What is needed: Search the listing below for the word "this" and copy each line that holds it.

Stored items from a collection
--- Begin ---
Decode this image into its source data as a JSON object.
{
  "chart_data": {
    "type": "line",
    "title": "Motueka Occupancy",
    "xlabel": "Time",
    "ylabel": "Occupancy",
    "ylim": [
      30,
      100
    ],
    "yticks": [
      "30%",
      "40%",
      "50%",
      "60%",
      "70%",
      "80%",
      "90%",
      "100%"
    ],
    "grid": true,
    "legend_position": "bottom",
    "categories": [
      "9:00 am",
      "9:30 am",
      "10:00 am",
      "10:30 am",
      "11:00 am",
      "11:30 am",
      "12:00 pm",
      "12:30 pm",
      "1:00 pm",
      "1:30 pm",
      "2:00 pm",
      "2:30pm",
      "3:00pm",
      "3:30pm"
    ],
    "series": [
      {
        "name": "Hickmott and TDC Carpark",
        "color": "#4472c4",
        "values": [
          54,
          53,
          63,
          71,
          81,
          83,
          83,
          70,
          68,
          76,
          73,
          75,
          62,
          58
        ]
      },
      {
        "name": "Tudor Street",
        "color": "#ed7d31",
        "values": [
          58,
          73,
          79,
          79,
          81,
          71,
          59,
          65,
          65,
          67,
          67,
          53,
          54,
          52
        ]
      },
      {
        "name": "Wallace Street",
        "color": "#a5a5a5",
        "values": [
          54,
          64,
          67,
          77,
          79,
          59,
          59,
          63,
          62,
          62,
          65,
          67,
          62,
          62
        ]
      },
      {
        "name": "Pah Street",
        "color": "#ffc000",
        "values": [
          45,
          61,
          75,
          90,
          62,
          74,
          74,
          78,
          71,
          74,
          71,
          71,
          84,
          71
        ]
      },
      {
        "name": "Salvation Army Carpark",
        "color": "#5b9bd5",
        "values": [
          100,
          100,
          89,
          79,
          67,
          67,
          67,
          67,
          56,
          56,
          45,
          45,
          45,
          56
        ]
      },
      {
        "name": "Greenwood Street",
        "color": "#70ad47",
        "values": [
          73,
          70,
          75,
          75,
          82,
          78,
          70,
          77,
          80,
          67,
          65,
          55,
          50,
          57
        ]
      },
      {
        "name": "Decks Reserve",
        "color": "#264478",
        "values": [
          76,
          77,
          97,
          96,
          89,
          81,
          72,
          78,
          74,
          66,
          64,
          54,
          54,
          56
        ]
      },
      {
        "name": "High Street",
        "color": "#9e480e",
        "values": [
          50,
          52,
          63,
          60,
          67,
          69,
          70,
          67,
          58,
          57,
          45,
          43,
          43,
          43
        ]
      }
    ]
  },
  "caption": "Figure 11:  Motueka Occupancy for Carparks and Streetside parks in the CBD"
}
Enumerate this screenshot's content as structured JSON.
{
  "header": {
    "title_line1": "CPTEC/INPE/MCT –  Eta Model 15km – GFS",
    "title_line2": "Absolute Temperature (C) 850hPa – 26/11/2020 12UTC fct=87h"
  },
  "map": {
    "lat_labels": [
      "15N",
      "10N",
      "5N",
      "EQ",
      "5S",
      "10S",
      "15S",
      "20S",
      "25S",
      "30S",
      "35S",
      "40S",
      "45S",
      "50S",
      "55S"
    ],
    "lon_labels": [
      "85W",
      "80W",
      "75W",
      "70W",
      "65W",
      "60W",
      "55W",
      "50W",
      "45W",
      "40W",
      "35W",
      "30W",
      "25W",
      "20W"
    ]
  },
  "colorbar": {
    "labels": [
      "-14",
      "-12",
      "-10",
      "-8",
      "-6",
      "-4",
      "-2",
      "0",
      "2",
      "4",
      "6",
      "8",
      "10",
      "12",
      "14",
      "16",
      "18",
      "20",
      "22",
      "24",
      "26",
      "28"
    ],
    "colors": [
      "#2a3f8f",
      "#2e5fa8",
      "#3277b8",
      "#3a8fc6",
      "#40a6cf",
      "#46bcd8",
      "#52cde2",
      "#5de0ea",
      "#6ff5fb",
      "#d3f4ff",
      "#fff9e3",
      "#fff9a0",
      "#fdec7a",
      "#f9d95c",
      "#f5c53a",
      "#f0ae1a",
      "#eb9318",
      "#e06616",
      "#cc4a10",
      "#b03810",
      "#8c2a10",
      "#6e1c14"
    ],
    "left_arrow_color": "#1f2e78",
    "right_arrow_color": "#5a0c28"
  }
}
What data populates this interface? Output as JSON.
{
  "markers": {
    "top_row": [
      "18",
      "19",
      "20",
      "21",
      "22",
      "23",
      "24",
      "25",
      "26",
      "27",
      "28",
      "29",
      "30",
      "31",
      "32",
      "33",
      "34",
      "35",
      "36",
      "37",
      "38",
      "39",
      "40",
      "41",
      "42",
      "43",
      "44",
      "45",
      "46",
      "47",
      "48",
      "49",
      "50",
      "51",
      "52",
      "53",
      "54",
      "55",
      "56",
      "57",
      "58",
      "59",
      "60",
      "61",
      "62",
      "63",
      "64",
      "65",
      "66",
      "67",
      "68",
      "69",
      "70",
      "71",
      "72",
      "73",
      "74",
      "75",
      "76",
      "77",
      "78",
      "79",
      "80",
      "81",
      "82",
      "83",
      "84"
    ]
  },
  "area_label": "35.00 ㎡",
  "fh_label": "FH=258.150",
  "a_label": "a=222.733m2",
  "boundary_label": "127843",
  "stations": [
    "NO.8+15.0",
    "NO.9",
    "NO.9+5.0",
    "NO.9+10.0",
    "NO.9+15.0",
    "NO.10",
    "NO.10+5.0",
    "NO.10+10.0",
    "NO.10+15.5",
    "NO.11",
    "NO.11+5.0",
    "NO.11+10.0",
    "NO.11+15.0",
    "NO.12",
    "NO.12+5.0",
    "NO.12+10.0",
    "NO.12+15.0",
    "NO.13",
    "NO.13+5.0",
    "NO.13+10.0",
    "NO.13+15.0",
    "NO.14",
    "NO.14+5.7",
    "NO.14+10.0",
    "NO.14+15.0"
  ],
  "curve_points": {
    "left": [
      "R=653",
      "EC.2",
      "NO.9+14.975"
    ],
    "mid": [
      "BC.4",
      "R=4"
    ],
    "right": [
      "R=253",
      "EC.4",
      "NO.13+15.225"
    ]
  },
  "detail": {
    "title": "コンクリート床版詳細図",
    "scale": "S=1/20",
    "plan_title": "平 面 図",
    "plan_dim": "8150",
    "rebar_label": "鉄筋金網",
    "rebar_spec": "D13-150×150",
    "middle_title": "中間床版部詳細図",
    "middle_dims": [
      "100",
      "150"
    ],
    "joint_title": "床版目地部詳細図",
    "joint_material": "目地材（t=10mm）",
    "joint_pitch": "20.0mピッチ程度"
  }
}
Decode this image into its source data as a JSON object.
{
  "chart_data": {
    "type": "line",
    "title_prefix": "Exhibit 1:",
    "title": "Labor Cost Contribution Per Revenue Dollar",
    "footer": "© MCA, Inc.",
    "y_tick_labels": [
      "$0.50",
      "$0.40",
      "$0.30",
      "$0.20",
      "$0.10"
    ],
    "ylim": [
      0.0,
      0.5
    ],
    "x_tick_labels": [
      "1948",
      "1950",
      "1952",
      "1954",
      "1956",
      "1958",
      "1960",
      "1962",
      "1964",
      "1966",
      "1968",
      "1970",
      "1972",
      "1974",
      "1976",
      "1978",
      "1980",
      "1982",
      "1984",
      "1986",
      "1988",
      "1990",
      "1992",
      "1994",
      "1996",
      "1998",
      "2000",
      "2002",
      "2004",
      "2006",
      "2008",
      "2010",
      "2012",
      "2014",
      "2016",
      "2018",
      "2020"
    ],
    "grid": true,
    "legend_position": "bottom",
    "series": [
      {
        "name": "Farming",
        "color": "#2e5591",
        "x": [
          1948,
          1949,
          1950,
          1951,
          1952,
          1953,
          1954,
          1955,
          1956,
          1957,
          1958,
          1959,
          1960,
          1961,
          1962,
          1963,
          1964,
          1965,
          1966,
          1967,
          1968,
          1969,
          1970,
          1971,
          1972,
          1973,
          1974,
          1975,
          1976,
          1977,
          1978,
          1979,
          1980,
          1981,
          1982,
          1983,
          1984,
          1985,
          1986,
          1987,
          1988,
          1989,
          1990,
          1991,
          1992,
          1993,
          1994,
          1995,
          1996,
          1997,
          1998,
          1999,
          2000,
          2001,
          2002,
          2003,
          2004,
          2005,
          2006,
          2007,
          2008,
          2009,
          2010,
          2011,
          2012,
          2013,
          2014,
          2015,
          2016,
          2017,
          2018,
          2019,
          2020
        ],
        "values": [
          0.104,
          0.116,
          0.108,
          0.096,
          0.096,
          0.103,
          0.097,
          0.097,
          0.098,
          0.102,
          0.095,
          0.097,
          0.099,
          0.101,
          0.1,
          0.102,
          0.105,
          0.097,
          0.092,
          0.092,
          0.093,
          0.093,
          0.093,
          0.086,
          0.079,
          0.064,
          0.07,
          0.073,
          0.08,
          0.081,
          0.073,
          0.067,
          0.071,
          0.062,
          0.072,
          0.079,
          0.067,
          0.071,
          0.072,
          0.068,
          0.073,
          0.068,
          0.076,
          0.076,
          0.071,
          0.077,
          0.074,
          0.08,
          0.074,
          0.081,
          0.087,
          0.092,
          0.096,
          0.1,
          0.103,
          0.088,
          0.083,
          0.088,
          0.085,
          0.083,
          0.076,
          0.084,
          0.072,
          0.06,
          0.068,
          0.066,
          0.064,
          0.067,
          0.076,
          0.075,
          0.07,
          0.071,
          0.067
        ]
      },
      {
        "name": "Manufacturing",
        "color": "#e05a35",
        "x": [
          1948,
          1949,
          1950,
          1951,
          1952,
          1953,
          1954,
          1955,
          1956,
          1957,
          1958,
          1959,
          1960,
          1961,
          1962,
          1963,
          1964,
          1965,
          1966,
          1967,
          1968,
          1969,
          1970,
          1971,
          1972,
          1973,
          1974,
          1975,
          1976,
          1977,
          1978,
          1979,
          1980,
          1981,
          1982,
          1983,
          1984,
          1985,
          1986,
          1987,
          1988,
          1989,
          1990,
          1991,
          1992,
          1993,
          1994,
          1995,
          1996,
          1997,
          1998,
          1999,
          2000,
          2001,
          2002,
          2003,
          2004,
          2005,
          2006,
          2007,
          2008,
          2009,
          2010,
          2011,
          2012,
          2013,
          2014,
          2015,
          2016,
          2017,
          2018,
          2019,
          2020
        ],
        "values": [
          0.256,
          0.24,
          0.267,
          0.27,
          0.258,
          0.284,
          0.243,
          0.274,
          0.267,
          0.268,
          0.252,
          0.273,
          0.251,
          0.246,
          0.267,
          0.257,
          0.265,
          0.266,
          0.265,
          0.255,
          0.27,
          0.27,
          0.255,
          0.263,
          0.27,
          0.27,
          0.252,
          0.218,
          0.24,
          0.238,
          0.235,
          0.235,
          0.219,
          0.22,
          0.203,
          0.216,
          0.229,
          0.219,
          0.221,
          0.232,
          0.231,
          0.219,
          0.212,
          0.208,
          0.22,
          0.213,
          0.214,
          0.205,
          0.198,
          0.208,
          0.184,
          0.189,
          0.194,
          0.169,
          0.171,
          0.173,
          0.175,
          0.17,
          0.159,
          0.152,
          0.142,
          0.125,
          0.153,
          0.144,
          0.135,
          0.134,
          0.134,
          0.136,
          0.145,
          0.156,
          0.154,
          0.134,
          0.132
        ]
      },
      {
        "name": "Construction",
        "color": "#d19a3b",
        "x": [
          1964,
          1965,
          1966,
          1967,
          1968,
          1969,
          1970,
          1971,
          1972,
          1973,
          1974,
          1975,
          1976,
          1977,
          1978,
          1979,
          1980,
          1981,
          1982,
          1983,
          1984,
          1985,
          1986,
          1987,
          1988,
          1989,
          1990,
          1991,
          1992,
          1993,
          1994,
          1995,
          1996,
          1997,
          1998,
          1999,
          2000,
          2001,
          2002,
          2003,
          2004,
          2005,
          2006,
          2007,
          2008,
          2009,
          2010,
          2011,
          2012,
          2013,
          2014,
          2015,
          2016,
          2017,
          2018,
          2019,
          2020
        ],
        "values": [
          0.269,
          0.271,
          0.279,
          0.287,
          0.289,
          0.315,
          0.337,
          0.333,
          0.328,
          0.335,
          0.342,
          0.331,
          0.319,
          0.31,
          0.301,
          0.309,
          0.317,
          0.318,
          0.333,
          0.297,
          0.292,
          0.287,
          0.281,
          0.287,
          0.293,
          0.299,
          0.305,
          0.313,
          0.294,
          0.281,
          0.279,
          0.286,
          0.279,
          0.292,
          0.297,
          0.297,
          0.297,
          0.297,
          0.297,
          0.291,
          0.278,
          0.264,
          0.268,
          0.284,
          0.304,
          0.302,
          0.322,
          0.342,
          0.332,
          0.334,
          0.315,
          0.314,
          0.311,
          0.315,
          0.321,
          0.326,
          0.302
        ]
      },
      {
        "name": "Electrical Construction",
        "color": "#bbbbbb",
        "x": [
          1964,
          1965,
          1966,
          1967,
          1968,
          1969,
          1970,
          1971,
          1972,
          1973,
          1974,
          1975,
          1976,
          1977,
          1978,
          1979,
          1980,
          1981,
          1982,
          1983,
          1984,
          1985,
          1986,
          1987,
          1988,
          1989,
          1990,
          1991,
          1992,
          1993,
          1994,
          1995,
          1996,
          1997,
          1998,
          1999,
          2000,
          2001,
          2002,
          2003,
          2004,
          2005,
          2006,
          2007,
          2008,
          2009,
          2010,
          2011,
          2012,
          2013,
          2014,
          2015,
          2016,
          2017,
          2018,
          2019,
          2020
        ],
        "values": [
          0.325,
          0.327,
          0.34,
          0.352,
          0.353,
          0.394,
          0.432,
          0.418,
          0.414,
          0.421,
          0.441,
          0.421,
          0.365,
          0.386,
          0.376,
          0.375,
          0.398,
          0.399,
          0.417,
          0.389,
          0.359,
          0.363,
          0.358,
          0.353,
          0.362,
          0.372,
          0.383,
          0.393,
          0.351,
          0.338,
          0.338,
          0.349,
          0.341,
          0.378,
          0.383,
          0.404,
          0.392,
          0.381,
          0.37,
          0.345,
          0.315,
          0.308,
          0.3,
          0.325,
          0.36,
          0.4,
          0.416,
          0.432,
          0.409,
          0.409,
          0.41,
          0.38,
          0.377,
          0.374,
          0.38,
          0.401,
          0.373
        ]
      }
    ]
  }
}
--- End ---
Result:
Decode this image into its source data as a JSON object.
Enumerate this screenshot's content as structured JSON.
What data populates this interface? Output as JSON.
Decode this image into its source data as a JSON object.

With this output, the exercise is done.